- _DIRECTIONS_: From the entries below, gather every line containing the string "Ultimate".

☆ ☆ ☆

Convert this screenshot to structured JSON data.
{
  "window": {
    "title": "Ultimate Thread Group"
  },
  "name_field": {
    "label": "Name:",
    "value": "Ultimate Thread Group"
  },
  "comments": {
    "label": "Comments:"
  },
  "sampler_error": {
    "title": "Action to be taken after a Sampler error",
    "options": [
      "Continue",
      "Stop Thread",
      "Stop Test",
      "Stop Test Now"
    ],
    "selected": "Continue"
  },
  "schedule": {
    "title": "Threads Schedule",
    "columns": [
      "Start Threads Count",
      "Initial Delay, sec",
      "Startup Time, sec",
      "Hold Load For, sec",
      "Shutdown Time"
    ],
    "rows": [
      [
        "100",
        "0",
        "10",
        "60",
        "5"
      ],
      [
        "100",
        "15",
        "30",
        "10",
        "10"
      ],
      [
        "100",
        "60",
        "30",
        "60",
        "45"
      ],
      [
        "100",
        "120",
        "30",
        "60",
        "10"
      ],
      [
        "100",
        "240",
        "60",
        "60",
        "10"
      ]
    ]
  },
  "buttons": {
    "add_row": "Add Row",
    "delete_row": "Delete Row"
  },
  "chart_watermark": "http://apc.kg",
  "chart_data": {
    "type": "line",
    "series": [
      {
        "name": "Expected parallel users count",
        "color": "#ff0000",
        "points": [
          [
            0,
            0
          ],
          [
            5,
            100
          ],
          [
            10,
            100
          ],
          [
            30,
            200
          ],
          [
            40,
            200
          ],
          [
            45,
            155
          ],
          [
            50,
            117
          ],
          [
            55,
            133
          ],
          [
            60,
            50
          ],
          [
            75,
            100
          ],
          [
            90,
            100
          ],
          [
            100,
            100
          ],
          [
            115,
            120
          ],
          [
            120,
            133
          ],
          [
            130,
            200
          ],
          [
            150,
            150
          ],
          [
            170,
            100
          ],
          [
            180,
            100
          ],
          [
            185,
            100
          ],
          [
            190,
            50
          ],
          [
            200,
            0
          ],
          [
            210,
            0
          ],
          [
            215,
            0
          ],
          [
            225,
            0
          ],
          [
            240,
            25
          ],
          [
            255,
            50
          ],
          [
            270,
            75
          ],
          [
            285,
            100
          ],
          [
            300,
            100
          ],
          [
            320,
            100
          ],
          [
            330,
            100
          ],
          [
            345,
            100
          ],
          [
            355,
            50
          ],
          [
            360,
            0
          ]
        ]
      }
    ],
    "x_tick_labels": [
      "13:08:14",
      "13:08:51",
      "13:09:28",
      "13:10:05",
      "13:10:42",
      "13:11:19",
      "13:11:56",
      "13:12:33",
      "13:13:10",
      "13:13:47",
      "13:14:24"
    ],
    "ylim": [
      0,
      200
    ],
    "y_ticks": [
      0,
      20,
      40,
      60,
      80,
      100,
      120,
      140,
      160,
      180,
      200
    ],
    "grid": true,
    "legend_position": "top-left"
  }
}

☆ ☆ ☆

- _EXERCISE SOLUTION_:
    "title": "Ultimate Thread Group"
    "value": "Ultimate Thread Group"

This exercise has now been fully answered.